WHAT THE EXERCISE ASKS:
Filter the entries that follow, copying every line in which the word "exons" appears.

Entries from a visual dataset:
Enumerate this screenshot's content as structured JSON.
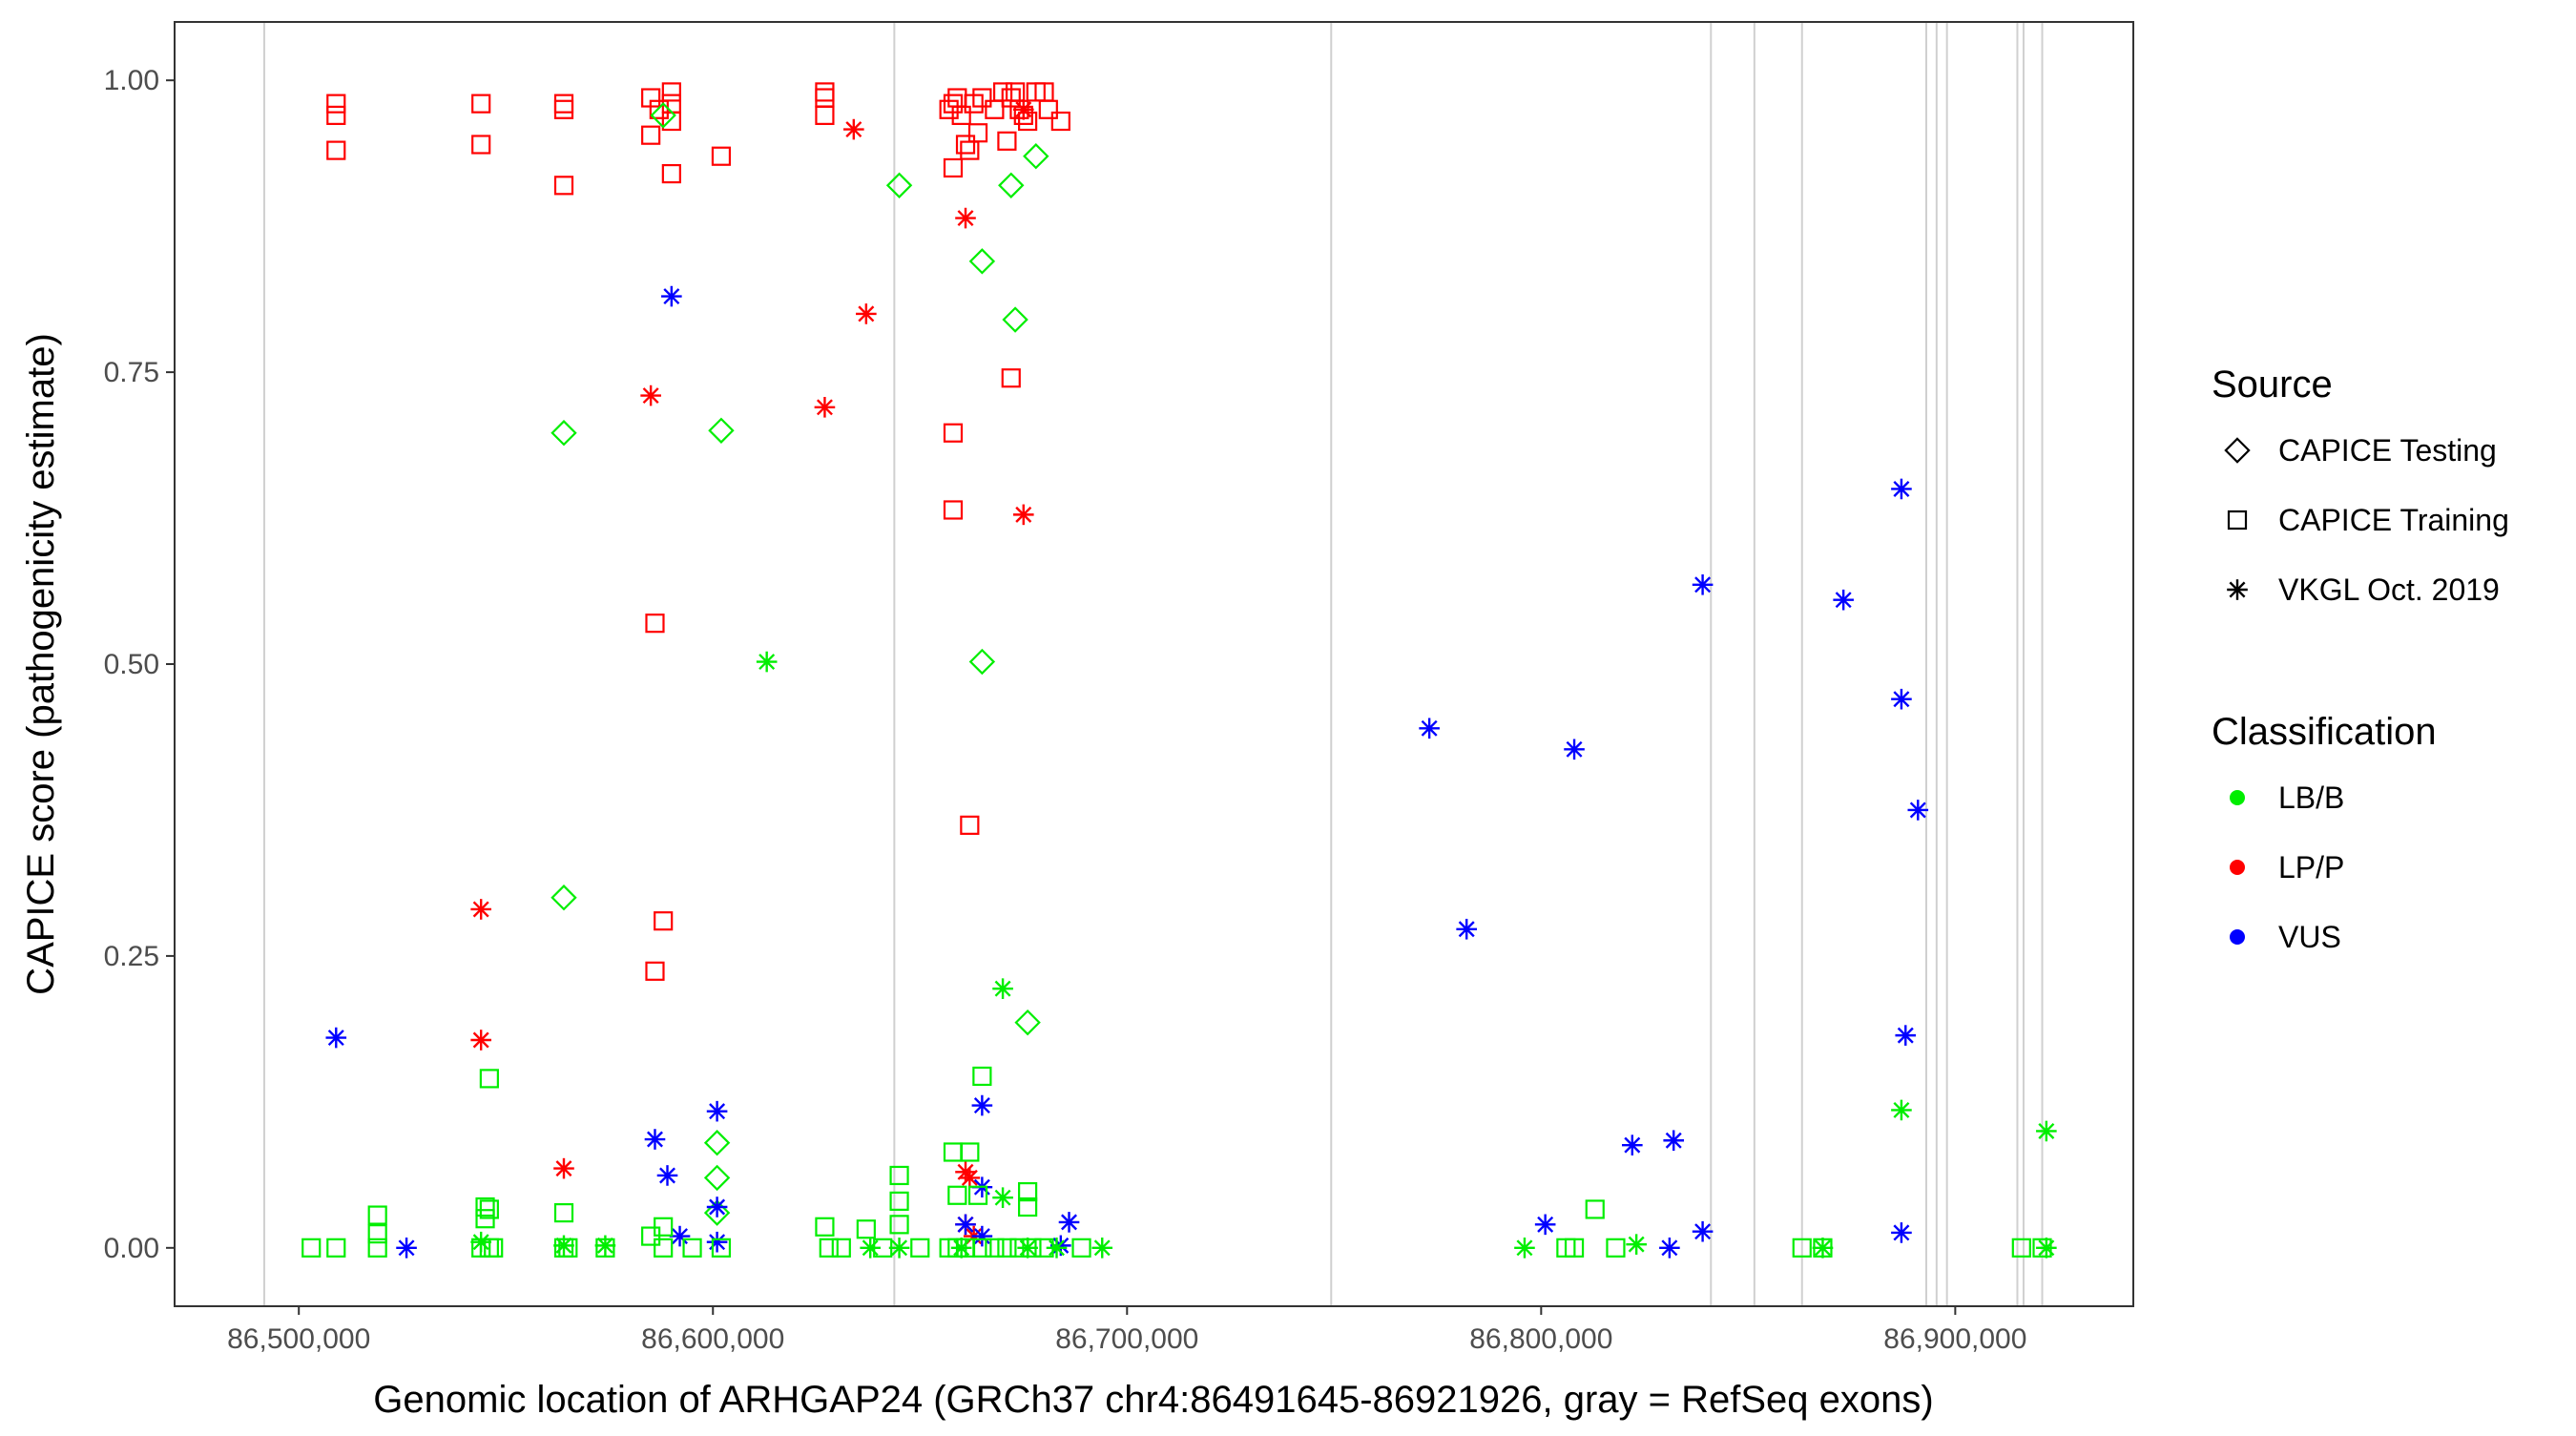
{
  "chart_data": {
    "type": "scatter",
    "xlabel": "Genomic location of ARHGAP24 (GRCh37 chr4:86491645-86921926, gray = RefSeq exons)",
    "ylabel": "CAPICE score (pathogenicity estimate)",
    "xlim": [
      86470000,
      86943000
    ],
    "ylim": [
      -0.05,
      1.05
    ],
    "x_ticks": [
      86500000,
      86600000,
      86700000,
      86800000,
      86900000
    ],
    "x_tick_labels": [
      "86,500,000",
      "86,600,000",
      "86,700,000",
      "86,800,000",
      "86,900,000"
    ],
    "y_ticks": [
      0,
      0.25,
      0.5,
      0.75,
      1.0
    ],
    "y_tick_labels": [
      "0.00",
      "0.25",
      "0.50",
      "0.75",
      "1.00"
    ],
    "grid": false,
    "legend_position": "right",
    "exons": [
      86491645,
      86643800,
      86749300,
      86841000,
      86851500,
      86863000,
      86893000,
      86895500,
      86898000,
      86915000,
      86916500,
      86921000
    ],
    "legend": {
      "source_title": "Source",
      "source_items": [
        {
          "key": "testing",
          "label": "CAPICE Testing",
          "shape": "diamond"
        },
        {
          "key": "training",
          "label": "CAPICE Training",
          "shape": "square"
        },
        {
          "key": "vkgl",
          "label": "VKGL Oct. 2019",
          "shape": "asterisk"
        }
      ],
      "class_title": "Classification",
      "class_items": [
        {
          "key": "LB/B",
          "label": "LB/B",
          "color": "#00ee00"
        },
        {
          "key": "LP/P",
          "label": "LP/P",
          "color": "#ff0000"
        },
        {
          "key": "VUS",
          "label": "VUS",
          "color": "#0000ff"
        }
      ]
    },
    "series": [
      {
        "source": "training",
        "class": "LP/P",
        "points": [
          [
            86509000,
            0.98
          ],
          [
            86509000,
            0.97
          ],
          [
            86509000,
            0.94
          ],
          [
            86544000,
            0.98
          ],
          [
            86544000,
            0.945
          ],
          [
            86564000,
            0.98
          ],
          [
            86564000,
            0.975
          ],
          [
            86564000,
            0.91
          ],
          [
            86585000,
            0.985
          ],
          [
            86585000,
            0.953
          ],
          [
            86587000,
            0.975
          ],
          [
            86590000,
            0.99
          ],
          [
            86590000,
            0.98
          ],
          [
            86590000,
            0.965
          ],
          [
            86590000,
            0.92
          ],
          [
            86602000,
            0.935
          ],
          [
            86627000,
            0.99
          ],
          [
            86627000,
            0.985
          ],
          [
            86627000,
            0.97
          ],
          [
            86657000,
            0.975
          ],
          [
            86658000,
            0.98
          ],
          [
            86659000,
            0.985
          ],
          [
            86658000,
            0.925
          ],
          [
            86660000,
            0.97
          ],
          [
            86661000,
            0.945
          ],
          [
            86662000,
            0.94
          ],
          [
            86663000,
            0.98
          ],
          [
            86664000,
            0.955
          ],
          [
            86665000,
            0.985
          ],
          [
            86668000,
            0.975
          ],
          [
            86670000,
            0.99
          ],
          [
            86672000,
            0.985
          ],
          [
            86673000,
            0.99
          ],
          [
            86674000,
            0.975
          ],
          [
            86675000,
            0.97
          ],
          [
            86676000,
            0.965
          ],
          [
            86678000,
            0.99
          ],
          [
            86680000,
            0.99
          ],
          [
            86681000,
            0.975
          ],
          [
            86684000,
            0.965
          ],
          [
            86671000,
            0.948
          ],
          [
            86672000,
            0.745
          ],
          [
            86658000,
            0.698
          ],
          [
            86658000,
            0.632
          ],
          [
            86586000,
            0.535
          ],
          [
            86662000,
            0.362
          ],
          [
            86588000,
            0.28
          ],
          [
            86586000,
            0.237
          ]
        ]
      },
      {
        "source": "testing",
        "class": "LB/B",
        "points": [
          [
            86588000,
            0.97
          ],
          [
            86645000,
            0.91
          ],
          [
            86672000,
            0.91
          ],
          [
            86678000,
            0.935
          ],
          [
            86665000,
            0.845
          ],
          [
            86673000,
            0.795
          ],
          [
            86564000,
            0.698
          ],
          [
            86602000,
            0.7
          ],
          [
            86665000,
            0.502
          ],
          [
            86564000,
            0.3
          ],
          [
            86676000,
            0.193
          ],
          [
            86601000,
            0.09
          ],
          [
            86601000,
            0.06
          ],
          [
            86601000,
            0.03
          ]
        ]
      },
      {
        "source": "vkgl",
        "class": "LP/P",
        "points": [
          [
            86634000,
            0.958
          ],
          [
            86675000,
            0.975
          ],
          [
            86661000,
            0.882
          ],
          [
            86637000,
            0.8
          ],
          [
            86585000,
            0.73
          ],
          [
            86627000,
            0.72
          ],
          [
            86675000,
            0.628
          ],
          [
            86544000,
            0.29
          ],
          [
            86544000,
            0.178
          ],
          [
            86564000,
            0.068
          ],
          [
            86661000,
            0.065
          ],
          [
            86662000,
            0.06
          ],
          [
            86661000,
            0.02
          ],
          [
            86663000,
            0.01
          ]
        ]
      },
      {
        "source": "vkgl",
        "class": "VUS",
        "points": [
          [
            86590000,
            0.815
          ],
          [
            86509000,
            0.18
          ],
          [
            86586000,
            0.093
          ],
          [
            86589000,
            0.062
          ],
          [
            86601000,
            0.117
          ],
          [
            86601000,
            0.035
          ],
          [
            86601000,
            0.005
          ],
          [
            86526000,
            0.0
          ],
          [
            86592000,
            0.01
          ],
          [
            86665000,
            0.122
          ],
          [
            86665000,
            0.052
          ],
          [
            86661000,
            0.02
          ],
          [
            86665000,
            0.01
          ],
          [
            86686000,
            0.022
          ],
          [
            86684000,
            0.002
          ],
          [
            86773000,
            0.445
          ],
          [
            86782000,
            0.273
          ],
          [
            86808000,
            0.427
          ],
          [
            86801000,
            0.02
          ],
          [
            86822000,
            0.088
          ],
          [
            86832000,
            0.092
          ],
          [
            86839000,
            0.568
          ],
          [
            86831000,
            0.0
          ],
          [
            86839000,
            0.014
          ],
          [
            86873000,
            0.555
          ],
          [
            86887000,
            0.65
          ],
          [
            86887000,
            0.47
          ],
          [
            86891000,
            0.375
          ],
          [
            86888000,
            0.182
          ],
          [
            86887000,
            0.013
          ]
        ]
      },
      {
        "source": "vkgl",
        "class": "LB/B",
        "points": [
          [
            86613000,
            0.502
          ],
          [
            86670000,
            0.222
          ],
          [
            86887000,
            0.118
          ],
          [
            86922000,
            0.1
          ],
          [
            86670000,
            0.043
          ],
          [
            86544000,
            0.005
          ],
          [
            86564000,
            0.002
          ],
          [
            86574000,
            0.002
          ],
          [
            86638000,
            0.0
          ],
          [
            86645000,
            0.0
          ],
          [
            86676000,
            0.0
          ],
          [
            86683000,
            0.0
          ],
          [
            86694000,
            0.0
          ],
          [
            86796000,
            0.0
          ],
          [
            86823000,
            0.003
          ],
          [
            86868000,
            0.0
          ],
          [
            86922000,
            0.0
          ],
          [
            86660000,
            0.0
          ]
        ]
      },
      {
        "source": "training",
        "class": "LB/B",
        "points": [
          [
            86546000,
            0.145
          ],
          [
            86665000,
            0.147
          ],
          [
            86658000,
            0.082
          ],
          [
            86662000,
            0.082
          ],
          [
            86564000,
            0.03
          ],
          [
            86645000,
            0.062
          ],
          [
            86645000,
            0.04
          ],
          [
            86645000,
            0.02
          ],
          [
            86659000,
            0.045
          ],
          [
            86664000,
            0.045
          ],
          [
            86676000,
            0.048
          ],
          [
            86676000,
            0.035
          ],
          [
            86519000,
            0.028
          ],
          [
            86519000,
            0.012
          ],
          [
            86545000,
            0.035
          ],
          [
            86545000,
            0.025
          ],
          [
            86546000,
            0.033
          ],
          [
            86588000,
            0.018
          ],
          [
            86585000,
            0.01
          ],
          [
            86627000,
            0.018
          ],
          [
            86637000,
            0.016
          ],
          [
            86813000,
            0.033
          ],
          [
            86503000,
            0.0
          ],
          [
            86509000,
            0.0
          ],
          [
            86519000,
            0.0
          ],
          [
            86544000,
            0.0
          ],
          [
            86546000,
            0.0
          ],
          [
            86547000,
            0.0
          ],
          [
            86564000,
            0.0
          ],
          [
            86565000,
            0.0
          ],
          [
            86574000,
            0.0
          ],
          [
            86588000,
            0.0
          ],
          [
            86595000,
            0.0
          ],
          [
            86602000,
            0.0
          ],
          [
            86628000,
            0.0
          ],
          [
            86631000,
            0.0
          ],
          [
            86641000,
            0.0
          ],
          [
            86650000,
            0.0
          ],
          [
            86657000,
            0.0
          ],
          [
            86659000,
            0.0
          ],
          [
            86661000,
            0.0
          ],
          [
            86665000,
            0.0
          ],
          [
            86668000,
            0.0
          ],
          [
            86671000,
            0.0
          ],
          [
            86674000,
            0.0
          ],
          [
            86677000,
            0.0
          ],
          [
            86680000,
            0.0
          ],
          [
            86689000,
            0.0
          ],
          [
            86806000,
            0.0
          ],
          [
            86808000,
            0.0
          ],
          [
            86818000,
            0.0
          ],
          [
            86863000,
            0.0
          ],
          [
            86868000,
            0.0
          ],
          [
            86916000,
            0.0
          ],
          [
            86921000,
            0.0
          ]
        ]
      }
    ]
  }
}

YOUR RESPONSE:
    "xlabel": "Genomic location of ARHGAP24 (GRCh37 chr4:86491645-86921926, gray = RefSeq exons)",
    "exons": [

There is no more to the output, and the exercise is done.